WHAT IS BEING ASKED:
Look at the entries below and reproduce them exactly.
— Start —
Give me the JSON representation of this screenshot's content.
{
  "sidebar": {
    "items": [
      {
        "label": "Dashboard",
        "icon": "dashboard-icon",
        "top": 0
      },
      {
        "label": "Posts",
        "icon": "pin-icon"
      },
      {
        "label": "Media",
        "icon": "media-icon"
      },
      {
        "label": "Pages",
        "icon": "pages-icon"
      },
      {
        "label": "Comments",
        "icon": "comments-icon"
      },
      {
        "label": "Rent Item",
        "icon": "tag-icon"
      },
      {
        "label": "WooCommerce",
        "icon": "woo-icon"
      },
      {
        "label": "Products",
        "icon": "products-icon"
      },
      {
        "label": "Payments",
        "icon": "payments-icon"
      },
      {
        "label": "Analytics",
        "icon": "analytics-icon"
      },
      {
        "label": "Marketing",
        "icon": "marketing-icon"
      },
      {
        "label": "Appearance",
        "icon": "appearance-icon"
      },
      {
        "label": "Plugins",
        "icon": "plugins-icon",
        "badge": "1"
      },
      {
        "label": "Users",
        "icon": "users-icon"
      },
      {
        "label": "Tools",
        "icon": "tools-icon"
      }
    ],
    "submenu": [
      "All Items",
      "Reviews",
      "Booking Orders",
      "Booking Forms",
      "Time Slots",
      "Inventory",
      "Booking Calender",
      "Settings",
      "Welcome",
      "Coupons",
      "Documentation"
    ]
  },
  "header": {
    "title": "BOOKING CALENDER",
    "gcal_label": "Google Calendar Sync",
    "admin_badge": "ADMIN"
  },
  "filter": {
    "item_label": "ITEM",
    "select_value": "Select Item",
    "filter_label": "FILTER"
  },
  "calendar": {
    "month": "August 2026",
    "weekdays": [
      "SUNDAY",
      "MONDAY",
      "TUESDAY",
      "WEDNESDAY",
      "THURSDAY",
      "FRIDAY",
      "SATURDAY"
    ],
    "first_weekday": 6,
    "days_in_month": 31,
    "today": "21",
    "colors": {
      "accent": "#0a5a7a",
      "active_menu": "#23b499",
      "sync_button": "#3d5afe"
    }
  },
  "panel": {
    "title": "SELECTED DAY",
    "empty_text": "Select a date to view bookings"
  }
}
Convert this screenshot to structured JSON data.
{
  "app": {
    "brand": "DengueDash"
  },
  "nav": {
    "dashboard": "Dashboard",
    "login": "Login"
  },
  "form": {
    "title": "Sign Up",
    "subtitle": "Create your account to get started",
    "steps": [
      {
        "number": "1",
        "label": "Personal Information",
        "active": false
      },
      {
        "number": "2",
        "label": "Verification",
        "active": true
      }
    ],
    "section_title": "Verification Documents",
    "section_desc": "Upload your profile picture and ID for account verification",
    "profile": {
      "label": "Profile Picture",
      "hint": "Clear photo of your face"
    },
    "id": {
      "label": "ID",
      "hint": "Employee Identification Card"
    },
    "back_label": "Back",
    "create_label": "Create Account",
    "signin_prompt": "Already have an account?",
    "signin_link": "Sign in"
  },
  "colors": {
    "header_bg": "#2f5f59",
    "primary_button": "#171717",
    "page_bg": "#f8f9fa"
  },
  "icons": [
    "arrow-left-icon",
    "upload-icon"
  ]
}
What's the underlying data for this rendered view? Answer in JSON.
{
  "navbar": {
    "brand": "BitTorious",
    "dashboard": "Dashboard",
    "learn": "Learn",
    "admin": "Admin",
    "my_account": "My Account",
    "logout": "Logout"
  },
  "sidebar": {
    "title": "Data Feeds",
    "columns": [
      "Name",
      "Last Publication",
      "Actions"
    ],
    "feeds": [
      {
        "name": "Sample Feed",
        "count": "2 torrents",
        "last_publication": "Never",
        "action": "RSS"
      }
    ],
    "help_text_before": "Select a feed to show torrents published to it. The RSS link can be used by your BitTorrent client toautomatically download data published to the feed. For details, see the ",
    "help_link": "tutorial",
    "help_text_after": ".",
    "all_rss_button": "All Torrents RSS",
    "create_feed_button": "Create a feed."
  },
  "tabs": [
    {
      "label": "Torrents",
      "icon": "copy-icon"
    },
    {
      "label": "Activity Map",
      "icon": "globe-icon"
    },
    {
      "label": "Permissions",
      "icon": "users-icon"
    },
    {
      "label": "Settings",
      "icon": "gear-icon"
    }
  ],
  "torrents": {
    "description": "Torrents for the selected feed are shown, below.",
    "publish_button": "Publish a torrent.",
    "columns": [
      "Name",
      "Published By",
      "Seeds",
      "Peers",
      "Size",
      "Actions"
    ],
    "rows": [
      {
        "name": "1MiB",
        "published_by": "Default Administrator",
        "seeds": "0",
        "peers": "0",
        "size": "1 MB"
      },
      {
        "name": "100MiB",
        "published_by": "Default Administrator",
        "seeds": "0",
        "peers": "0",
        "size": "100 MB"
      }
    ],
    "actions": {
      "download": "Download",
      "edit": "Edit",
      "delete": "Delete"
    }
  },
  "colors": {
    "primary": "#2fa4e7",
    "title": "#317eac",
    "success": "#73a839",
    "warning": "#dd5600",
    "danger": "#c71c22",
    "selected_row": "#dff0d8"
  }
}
— End —
OUTPUT BELOW:
Give me the JSON representation of this screenshot's content.
{
  "sidebar": {
    "items": [
      {
        "label": "Dashboard",
        "icon": "dashboard-icon",
        "top": 0
      },
      {
        "label": "Posts",
        "icon": "pin-icon"
      },
      {
        "label": "Media",
        "icon": "media-icon"
      },
      {
        "label": "Pages",
        "icon": "pages-icon"
      },
      {
        "label": "Comments",
        "icon": "comments-icon"
      },
      {
        "label": "Rent Item",
        "icon": "tag-icon"
      },
      {
        "label": "WooCommerce",
        "icon": "woo-icon"
      },
      {
        "label": "Products",
        "icon": "products-icon"
      },
      {
        "label": "Payments",
        "icon": "payments-icon"
      },
      {
        "label": "Analytics",
        "icon": "analytics-icon"
      },
      {
        "label": "Marketing",
        "icon": "marketing-icon"
      },
      {
        "label": "Appearance",
        "icon": "appearance-icon"
      },
      {
        "label": "Plugins",
        "icon": "plugins-icon",
        "badge": "1"
      },
      {
        "label": "Users",
        "icon": "users-icon"
      },
      {
        "label": "Tools",
        "icon": "tools-icon"
      }
    ],
    "submenu": [
      "All Items",
      "Reviews",
      "Booking Orders",
      "Booking Forms",
      "Time Slots",
      "Inventory",
      "Booking Calender",
      "Settings",
      "Welcome",
      "Coupons",
      "Documentation"
    ]
  },
  "header": {
    "title": "BOOKING CALENDER",
    "gcal_label": "Google Calendar Sync",
    "admin_badge": "ADMIN"
  },
  "filter": {
    "item_label": "ITEM",
    "select_value": "Select Item",
    "filter_label": "FILTER"
  },
  "calendar": {
    "month": "August 2026",
    "weekdays": [
      "SUNDAY",
      "MONDAY",
      "TUESDAY",
      "WEDNESDAY",
      "THURSDAY",
      "FRIDAY",
      "SATURDAY"
    ],
    "first_weekday": 6,
    "days_in_month": 31,
    "today": "21",
    "colors": {
      "accent": "#0a5a7a",
      "active_menu": "#23b499",
      "sync_button": "#3d5afe"
    }
  },
  "panel": {
    "title": "SELECTED DAY",
    "empty_text": "Select a date to view bookings"
  }
}
Convert this screenshot to structured JSON data.
{
  "app": {
    "brand": "DengueDash"
  },
  "nav": {
    "dashboard": "Dashboard",
    "login": "Login"
  },
  "form": {
    "title": "Sign Up",
    "subtitle": "Create your account to get started",
    "steps": [
      {
        "number": "1",
        "label": "Personal Information",
        "active": false
      },
      {
        "number": "2",
        "label": "Verification",
        "active": true
      }
    ],
    "section_title": "Verification Documents",
    "section_desc": "Upload your profile picture and ID for account verification",
    "profile": {
      "label": "Profile Picture",
      "hint": "Clear photo of your face"
    },
    "id": {
      "label": "ID",
      "hint": "Employee Identification Card"
    },
    "back_label": "Back",
    "create_label": "Create Account",
    "signin_prompt": "Already have an account?",
    "signin_link": "Sign in"
  },
  "colors": {
    "header_bg": "#2f5f59",
    "primary_button": "#171717",
    "page_bg": "#f8f9fa"
  },
  "icons": [
    "arrow-left-icon",
    "upload-icon"
  ]
}
What's the underlying data for this rendered view? Answer in JSON.
{
  "navbar": {
    "brand": "BitTorious",
    "dashboard": "Dashboard",
    "learn": "Learn",
    "admin": "Admin",
    "my_account": "My Account",
    "logout": "Logout"
  },
  "sidebar": {
    "title": "Data Feeds",
    "columns": [
      "Name",
      "Last Publication",
      "Actions"
    ],
    "feeds": [
      {
        "name": "Sample Feed",
        "count": "2 torrents",
        "last_publication": "Never",
        "action": "RSS"
      }
    ],
    "help_text_before": "Select a feed to show torrents published to it. The RSS link can be used by your BitTorrent client toautomatically download data published to the feed. For details, see the ",
    "help_link": "tutorial",
    "help_text_after": ".",
    "all_rss_button": "All Torrents RSS",
    "create_feed_button": "Create a feed."
  },
  "tabs": [
    {
      "label": "Torrents",
      "icon": "copy-icon"
    },
    {
      "label": "Activity Map",
      "icon": "globe-icon"
    },
    {
      "label": "Permissions",
      "icon": "users-icon"
    },
    {
      "label": "Settings",
      "icon": "gear-icon"
    }
  ],
  "torrents": {
    "description": "Torrents for the selected feed are shown, below.",
    "publish_button": "Publish a torrent.",
    "columns": [
      "Name",
      "Published By",
      "Seeds",
      "Peers",
      "Size",
      "Actions"
    ],
    "rows": [
      {
        "name": "1MiB",
        "published_by": "Default Administrator",
        "seeds": "0",
        "peers": "0",
        "size": "1 MB"
      },
      {
        "name": "100MiB",
        "published_by": "Default Administrator",
        "seeds": "0",
        "peers": "0",
        "size": "100 MB"
      }
    ],
    "actions": {
      "download": "Download",
      "edit": "Edit",
      "delete": "Delete"
    }
  },
  "colors": {
    "primary": "#2fa4e7",
    "title": "#317eac",
    "success": "#73a839",
    "warning": "#dd5600",
    "danger": "#c71c22",
    "selected_row": "#dff0d8"
  }
}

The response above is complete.